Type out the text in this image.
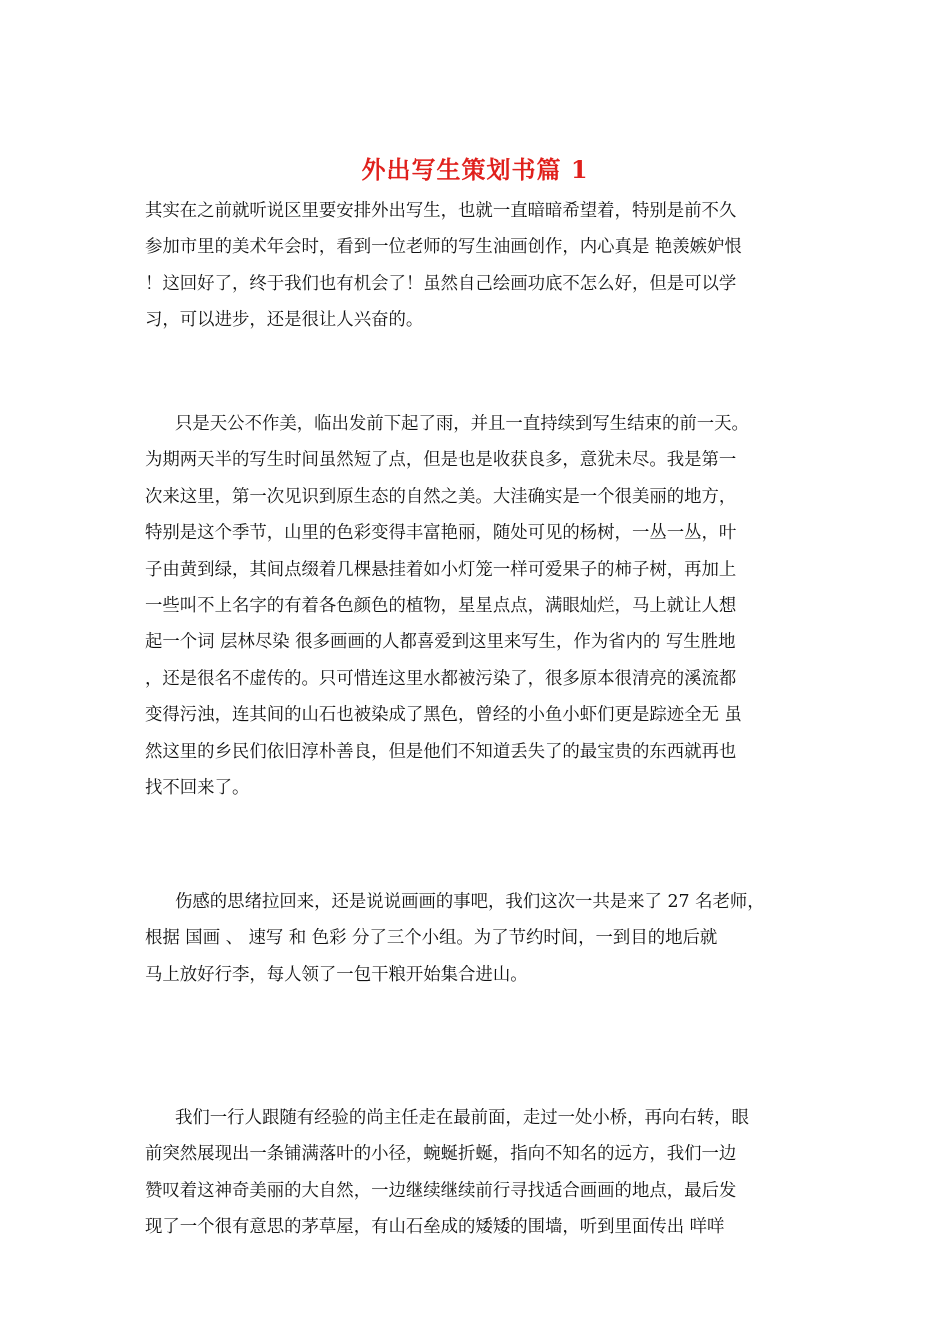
外出写生策划书篇 1
其实在之前就听说区里要安排外出写生，也就一直暗暗希望着，特别是前不久
参加市里的美术年会时，看到一位老师的写生油画创作，内心真是 艳羡嫉妒恨
！这回好了，终于我们也有机会了！虽然自己绘画功底不怎么好，但是可以学
习，可以进步，还是很让人兴奋的。
只是天公不作美，临出发前下起了雨，并且一直持续到写生结束的前一天。
为期两天半的写生时间虽然短了点，但是也是收获良多，意犹未尽。我是第一
次来这里，第一次见识到原生态的自然之美。大洼确实是一个很美丽的地方，
特别是这个季节，山里的色彩变得丰富艳丽，随处可见的杨树，一丛一丛，叶
子由黄到绿，其间点缀着几棵悬挂着如小灯笼一样可爱果子的柿子树，再加上
一些叫不上名字的有着各色颜色的植物，星星点点，满眼灿烂，马上就让人想
起一个词 层林尽染 很多画画的人都喜爱到这里来写生，作为省内的 写生胜地
，还是很名不虚传的。只可惜连这里水都被污染了，很多原本很清亮的溪流都
变得污浊，连其间的山石也被染成了黑色，曾经的小鱼小虾们更是踪迹全无 虽
然这里的乡民们依旧淳朴善良，但是他们不知道丢失了的最宝贵的东西就再也
找不回来了。
伤感的思绪拉回来，还是说说画画的事吧，我们这次一共是来了 27 名老师，
根据 国画 、 速写 和 色彩 分了三个小组。为了节约时间，一到目的地后就
马上放好行李，每人领了一包干粮开始集合进山。
我们一行人跟随有经验的尚主任走在最前面，走过一处小桥，再向右转，眼
前突然展现出一条铺满落叶的小径，蜿蜒折蜒，指向不知名的远方，我们一边
赞叹着这神奇美丽的大自然，一边继续继续前行寻找适合画画的地点，最后发
现了一个很有意思的茅草屋，有山石垒成的矮矮的围墙，听到里面传出 咩咩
════════════════════
**Task brief**
Omit the pictures. Transcribe every record exactly.

**Worked solution**
Type out the text in this image.
外出写生策划书篇 1
其实在之前就听说区里要安排外出写生，也就一直暗暗希望着，特别是前不久
参加市里的美术年会时，看到一位老师的写生油画创作，内心真是 艳羡嫉妒恨
！这回好了，终于我们也有机会了！虽然自己绘画功底不怎么好，但是可以学
习，可以进步，还是很让人兴奋的。
只是天公不作美，临出发前下起了雨，并且一直持续到写生结束的前一天。
为期两天半的写生时间虽然短了点，但是也是收获良多，意犹未尽。我是第一
次来这里，第一次见识到原生态的自然之美。大洼确实是一个很美丽的地方，
特别是这个季节，山里的色彩变得丰富艳丽，随处可见的杨树，一丛一丛，叶
子由黄到绿，其间点缀着几棵悬挂着如小灯笼一样可爱果子的柿子树，再加上
一些叫不上名字的有着各色颜色的植物，星星点点，满眼灿烂，马上就让人想
起一个词 层林尽染 很多画画的人都喜爱到这里来写生，作为省内的 写生胜地
，还是很名不虚传的。只可惜连这里水都被污染了，很多原本很清亮的溪流都
变得污浊，连其间的山石也被染成了黑色，曾经的小鱼小虾们更是踪迹全无 虽
然这里的乡民们依旧淳朴善良，但是他们不知道丢失了的最宝贵的东西就再也
找不回来了。
伤感的思绪拉回来，还是说说画画的事吧，我们这次一共是来了 27 名老师，
根据 国画 、 速写 和 色彩 分了三个小组。为了节约时间，一到目的地后就
马上放好行李，每人领了一包干粮开始集合进山。
我们一行人跟随有经验的尚主任走在最前面，走过一处小桥，再向右转，眼
前突然展现出一条铺满落叶的小径，蜿蜒折蜒，指向不知名的远方，我们一边
赞叹着这神奇美丽的大自然，一边继续继续前行寻找适合画画的地点，最后发
现了一个很有意思的茅草屋，有山石垒成的矮矮的围墙，听到里面传出 咩咩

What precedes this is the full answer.